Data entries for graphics
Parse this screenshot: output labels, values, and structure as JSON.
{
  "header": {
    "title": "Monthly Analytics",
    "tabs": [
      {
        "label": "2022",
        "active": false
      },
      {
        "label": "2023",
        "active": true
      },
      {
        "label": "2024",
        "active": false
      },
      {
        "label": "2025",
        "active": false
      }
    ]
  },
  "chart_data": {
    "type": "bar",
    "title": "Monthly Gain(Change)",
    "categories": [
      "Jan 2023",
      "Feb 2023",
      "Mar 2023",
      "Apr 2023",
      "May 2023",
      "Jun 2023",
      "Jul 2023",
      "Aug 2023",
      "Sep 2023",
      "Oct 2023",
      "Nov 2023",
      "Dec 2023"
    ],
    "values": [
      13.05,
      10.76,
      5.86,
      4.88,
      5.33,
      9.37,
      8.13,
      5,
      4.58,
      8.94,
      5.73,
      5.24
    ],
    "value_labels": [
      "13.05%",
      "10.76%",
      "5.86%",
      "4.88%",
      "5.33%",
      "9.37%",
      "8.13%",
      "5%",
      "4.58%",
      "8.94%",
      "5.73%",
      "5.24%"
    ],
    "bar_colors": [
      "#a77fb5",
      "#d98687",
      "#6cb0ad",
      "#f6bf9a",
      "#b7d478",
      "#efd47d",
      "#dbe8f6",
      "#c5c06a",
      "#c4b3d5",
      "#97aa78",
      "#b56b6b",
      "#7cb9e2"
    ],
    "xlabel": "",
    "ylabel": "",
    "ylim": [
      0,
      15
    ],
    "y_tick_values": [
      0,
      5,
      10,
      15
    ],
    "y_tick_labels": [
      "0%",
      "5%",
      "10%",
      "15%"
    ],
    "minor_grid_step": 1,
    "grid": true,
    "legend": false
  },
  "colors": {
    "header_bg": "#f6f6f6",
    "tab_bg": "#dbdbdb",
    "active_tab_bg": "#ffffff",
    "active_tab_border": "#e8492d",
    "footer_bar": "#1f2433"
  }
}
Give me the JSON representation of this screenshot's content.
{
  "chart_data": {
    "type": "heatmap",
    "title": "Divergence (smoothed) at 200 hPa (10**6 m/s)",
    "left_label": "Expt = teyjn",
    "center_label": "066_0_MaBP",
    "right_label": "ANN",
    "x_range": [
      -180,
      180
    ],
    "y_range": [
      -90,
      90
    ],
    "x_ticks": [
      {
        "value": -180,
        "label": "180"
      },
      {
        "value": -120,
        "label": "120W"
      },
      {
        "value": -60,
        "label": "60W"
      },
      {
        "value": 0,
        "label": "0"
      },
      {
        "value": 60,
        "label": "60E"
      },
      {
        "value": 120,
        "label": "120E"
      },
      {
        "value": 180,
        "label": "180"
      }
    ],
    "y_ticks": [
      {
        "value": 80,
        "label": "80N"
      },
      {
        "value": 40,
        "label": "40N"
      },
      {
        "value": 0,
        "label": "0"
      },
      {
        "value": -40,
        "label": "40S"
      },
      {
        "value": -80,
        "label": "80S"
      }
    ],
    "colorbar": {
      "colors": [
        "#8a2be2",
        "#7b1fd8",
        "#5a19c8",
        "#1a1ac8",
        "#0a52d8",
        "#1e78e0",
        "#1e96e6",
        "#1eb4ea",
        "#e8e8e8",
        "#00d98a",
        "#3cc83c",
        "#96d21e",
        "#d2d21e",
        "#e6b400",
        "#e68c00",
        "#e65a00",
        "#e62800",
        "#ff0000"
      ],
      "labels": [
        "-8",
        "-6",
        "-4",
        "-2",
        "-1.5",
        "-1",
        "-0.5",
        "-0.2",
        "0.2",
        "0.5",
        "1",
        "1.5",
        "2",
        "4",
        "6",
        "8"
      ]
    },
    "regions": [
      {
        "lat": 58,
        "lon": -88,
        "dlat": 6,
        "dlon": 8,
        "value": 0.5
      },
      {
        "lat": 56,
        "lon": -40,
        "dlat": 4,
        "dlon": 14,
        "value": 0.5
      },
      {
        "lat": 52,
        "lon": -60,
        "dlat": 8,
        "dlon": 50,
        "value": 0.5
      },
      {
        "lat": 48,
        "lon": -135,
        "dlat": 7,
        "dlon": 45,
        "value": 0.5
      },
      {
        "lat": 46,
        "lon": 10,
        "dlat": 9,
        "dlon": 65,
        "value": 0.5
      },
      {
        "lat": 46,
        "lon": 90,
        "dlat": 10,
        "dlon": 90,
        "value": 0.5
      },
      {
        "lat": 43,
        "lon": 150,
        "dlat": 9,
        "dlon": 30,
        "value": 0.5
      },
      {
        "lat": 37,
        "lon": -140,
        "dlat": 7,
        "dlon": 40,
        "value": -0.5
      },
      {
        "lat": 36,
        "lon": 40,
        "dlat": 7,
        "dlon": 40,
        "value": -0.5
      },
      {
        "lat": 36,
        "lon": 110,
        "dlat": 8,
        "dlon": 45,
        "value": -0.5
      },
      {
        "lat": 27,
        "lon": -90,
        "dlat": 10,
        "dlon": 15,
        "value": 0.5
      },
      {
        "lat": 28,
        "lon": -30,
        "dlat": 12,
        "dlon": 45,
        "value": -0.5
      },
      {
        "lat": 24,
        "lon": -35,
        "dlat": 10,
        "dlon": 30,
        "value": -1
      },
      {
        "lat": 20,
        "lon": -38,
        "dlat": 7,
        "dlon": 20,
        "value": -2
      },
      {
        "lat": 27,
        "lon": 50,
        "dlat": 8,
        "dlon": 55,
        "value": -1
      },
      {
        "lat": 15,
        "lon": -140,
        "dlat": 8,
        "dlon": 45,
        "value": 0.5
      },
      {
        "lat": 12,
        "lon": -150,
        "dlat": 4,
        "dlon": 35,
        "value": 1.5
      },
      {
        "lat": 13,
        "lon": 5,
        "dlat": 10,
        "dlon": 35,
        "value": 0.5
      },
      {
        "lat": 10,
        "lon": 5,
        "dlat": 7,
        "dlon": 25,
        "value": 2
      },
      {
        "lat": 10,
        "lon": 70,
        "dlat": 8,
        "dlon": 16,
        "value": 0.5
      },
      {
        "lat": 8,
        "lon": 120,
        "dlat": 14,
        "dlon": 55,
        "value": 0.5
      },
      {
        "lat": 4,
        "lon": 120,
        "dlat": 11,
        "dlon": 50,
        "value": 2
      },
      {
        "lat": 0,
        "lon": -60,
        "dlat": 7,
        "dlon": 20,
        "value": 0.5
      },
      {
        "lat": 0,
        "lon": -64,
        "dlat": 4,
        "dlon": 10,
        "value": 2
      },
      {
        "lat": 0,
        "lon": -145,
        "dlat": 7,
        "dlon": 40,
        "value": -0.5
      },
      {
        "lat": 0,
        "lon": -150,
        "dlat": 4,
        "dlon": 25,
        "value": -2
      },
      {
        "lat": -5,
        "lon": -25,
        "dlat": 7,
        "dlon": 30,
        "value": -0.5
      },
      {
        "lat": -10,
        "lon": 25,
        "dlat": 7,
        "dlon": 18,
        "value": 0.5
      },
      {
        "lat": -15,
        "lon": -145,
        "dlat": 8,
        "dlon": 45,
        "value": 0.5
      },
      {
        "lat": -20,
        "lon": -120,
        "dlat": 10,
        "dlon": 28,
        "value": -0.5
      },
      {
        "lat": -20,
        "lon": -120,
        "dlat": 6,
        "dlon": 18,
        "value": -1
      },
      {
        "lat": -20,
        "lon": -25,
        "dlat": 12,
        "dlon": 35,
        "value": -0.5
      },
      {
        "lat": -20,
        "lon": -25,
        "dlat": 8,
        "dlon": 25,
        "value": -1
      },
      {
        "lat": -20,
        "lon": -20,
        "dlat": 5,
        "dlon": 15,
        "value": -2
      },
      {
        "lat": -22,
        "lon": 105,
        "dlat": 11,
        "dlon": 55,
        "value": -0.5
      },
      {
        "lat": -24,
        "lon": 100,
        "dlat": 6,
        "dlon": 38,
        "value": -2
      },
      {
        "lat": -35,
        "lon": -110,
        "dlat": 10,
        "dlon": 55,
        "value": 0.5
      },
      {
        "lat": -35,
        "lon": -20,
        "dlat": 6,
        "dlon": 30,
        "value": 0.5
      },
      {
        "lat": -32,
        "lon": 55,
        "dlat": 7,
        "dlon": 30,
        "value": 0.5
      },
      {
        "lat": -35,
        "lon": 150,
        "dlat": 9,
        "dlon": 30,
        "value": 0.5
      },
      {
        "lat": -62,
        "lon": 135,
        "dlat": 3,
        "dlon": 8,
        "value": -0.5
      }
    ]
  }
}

SET TASK → Find how many lines of the listing include the string "screenshot" and give that number, nothing else.

RESPONSE TO THE EXERCISE → 2